AIM OF THE EXERCISE:
Quote the listing below in its entirety, omitting every image.

━━━━━ TASK INPUT ━━━━━

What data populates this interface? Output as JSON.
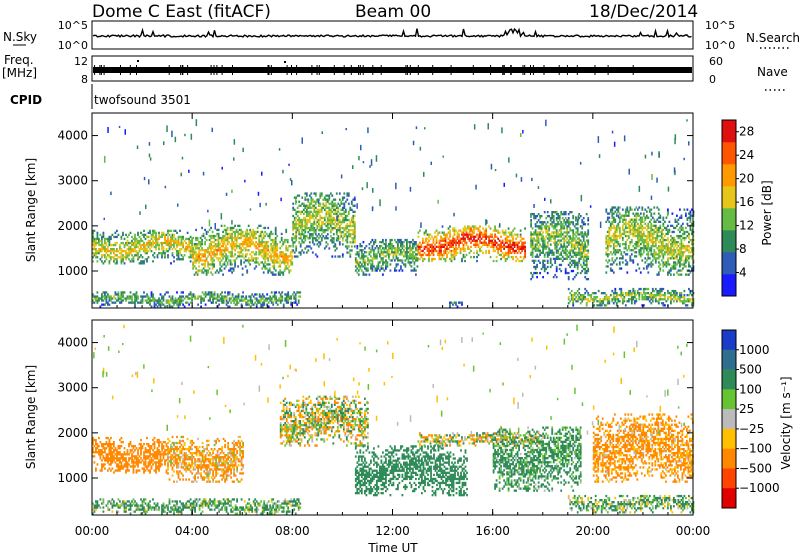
{
  "header": {
    "radar": "Dome C East (fitACF)",
    "beam": "Beam 00",
    "date": "18/Dec/2014"
  },
  "strip_panels": {
    "nsky": {
      "label": "N.Sky",
      "ticks": [
        "10^5",
        "10^0"
      ],
      "right_label": "N.Search",
      "right_ticks": [
        "10^5",
        "10^0"
      ]
    },
    "freq": {
      "label_line1": "Freq.",
      "label_line2": "[MHz]",
      "ticks": [
        "12",
        "8"
      ],
      "right_label": "Nave",
      "right_ticks": [
        "60",
        "0"
      ]
    },
    "cpid": {
      "label": "CPID",
      "program": "twofsound 3501"
    }
  },
  "chart_data": [
    {
      "type": "heatmap",
      "panel": "power",
      "ylabel": "Slant Range [km]",
      "xlabel": "Time UT",
      "x_ticks": [
        "00:00",
        "04:00",
        "08:00",
        "12:00",
        "16:00",
        "20:00",
        "00:00"
      ],
      "x_range_hours": [
        0,
        24
      ],
      "y_ticks": [
        "1000",
        "2000",
        "3000",
        "4000"
      ],
      "y_range_km": [
        180,
        4500
      ],
      "colorbar": {
        "label": "Power [dB]",
        "ticks": [
          "4",
          "8",
          "12",
          "16",
          "20",
          "24",
          "28"
        ],
        "range": [
          0,
          30
        ],
        "colors": [
          "#1a1aff",
          "#2e5cb8",
          "#2e8b57",
          "#66bb44",
          "#e6c619",
          "#ff9900",
          "#ff5500",
          "#e01010"
        ]
      },
      "echo_bands": [
        {
          "t_start": 0.0,
          "t_end": 8.3,
          "r_low": 190,
          "r_high": 520,
          "level": 11
        },
        {
          "t_start": 14.2,
          "t_end": 14.8,
          "r_low": 190,
          "r_high": 300,
          "level": 7
        },
        {
          "t_start": 19.0,
          "t_end": 24.0,
          "r_low": 220,
          "r_high": 600,
          "level": 13
        },
        {
          "t_start": 0.0,
          "t_end": 4.0,
          "r_low": 1150,
          "r_high": 1900,
          "level": 16
        },
        {
          "t_start": 4.0,
          "t_end": 8.0,
          "r_low": 900,
          "r_high": 2000,
          "level": 17
        },
        {
          "t_start": 8.0,
          "t_end": 10.5,
          "r_low": 1300,
          "r_high": 2700,
          "level": 14
        },
        {
          "t_start": 10.5,
          "t_end": 13.0,
          "r_low": 900,
          "r_high": 1700,
          "level": 12
        },
        {
          "t_start": 13.0,
          "t_end": 17.3,
          "r_low": 1200,
          "r_high": 2000,
          "level": 24
        },
        {
          "t_start": 17.5,
          "t_end": 19.8,
          "r_low": 800,
          "r_high": 2300,
          "level": 12
        },
        {
          "t_start": 20.5,
          "t_end": 24.0,
          "r_low": 900,
          "r_high": 2400,
          "level": 14
        }
      ]
    },
    {
      "type": "heatmap",
      "panel": "velocity",
      "ylabel": "Slant Range [km]",
      "xlabel": "Time UT",
      "x_ticks": [
        "00:00",
        "04:00",
        "08:00",
        "12:00",
        "16:00",
        "20:00",
        "00:00"
      ],
      "x_range_hours": [
        0,
        24
      ],
      "y_ticks": [
        "1000",
        "2000",
        "3000",
        "4000"
      ],
      "y_range_km": [
        180,
        4500
      ],
      "colorbar": {
        "label": "Velocity [m s⁻¹]",
        "ticks": [
          "1000",
          "500",
          "100",
          "25",
          "−25",
          "−100",
          "−500",
          "−1000"
        ],
        "colors": [
          "#1a3cc8",
          "#2e6e8e",
          "#2e8b57",
          "#66c433",
          "#bbbbbb",
          "#ffc000",
          "#ff8800",
          "#ff4400",
          "#e00000"
        ]
      },
      "echo_bands": [
        {
          "t_start": 0.0,
          "t_end": 8.3,
          "r_low": 190,
          "r_high": 520,
          "velocity": 150
        },
        {
          "t_start": 19.0,
          "t_end": 24.0,
          "r_low": 220,
          "r_high": 600,
          "velocity": 120
        },
        {
          "t_start": 0.0,
          "t_end": 3.0,
          "r_low": 1100,
          "r_high": 1900,
          "velocity": -300
        },
        {
          "t_start": 3.0,
          "t_end": 6.0,
          "r_low": 900,
          "r_high": 1900,
          "velocity": -150
        },
        {
          "t_start": 7.5,
          "t_end": 11.0,
          "r_low": 1700,
          "r_high": 2800,
          "velocity": 0
        },
        {
          "t_start": 10.5,
          "t_end": 15.0,
          "r_low": 600,
          "r_high": 1700,
          "velocity": 300
        },
        {
          "t_start": 13.0,
          "t_end": 18.0,
          "r_low": 1700,
          "r_high": 2000,
          "velocity": 0
        },
        {
          "t_start": 16.0,
          "t_end": 19.5,
          "r_low": 700,
          "r_high": 2100,
          "velocity": 200
        },
        {
          "t_start": 20.0,
          "t_end": 24.0,
          "r_low": 900,
          "r_high": 2400,
          "velocity": -200
        }
      ]
    }
  ]
}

━━━━━

ANSWER TO THIS PROBLEM:
What data populates this interface? Output as JSON.
{
  "header": {
    "radar": "Dome C East (fitACF)",
    "beam": "Beam 00",
    "date": "18/Dec/2014"
  },
  "strip_panels": {
    "nsky": {
      "label": "N.Sky",
      "ticks": [
        "10^5",
        "10^0"
      ],
      "right_label": "N.Search",
      "right_ticks": [
        "10^5",
        "10^0"
      ]
    },
    "freq": {
      "label_line1": "Freq.",
      "label_line2": "[MHz]",
      "ticks": [
        "12",
        "8"
      ],
      "right_label": "Nave",
      "right_ticks": [
        "60",
        "0"
      ]
    },
    "cpid": {
      "label": "CPID",
      "program": "twofsound 3501"
    }
  },
  "chart_data": [
    {
      "type": "heatmap",
      "panel": "power",
      "ylabel": "Slant Range [km]",
      "xlabel": "Time UT",
      "x_ticks": [
        "00:00",
        "04:00",
        "08:00",
        "12:00",
        "16:00",
        "20:00",
        "00:00"
      ],
      "x_range_hours": [
        0,
        24
      ],
      "y_ticks": [
        "1000",
        "2000",
        "3000",
        "4000"
      ],
      "y_range_km": [
        180,
        4500
      ],
      "colorbar": {
        "label": "Power [dB]",
        "ticks": [
          "4",
          "8",
          "12",
          "16",
          "20",
          "24",
          "28"
        ],
        "range": [
          0,
          30
        ],
        "colors": [
          "#1a1aff",
          "#2e5cb8",
          "#2e8b57",
          "#66bb44",
          "#e6c619",
          "#ff9900",
          "#ff5500",
          "#e01010"
        ]
      },
      "echo_bands": [
        {
          "t_start": 0.0,
          "t_end": 8.3,
          "r_low": 190,
          "r_high": 520,
          "level": 11
        },
        {
          "t_start": 14.2,
          "t_end": 14.8,
          "r_low": 190,
          "r_high": 300,
          "level": 7
        },
        {
          "t_start": 19.0,
          "t_end": 24.0,
          "r_low": 220,
          "r_high": 600,
          "level": 13
        },
        {
          "t_start": 0.0,
          "t_end": 4.0,
          "r_low": 1150,
          "r_high": 1900,
          "level": 16
        },
        {
          "t_start": 4.0,
          "t_end": 8.0,
          "r_low": 900,
          "r_high": 2000,
          "level": 17
        },
        {
          "t_start": 8.0,
          "t_end": 10.5,
          "r_low": 1300,
          "r_high": 2700,
          "level": 14
        },
        {
          "t_start": 10.5,
          "t_end": 13.0,
          "r_low": 900,
          "r_high": 1700,
          "level": 12
        },
        {
          "t_start": 13.0,
          "t_end": 17.3,
          "r_low": 1200,
          "r_high": 2000,
          "level": 24
        },
        {
          "t_start": 17.5,
          "t_end": 19.8,
          "r_low": 800,
          "r_high": 2300,
          "level": 12
        },
        {
          "t_start": 20.5,
          "t_end": 24.0,
          "r_low": 900,
          "r_high": 2400,
          "level": 14
        }
      ]
    },
    {
      "type": "heatmap",
      "panel": "velocity",
      "ylabel": "Slant Range [km]",
      "xlabel": "Time UT",
      "x_ticks": [
        "00:00",
        "04:00",
        "08:00",
        "12:00",
        "16:00",
        "20:00",
        "00:00"
      ],
      "x_range_hours": [
        0,
        24
      ],
      "y_ticks": [
        "1000",
        "2000",
        "3000",
        "4000"
      ],
      "y_range_km": [
        180,
        4500
      ],
      "colorbar": {
        "label": "Velocity [m s⁻¹]",
        "ticks": [
          "1000",
          "500",
          "100",
          "25",
          "−25",
          "−100",
          "−500",
          "−1000"
        ],
        "colors": [
          "#1a3cc8",
          "#2e6e8e",
          "#2e8b57",
          "#66c433",
          "#bbbbbb",
          "#ffc000",
          "#ff8800",
          "#ff4400",
          "#e00000"
        ]
      },
      "echo_bands": [
        {
          "t_start": 0.0,
          "t_end": 8.3,
          "r_low": 190,
          "r_high": 520,
          "velocity": 150
        },
        {
          "t_start": 19.0,
          "t_end": 24.0,
          "r_low": 220,
          "r_high": 600,
          "velocity": 120
        },
        {
          "t_start": 0.0,
          "t_end": 3.0,
          "r_low": 1100,
          "r_high": 1900,
          "velocity": -300
        },
        {
          "t_start": 3.0,
          "t_end": 6.0,
          "r_low": 900,
          "r_high": 1900,
          "velocity": -150
        },
        {
          "t_start": 7.5,
          "t_end": 11.0,
          "r_low": 1700,
          "r_high": 2800,
          "velocity": 0
        },
        {
          "t_start": 10.5,
          "t_end": 15.0,
          "r_low": 600,
          "r_high": 1700,
          "velocity": 300
        },
        {
          "t_start": 13.0,
          "t_end": 18.0,
          "r_low": 1700,
          "r_high": 2000,
          "velocity": 0
        },
        {
          "t_start": 16.0,
          "t_end": 19.5,
          "r_low": 700,
          "r_high": 2100,
          "velocity": 200
        },
        {
          "t_start": 20.0,
          "t_end": 24.0,
          "r_low": 900,
          "r_high": 2400,
          "velocity": -200
        }
      ]
    }
  ]
}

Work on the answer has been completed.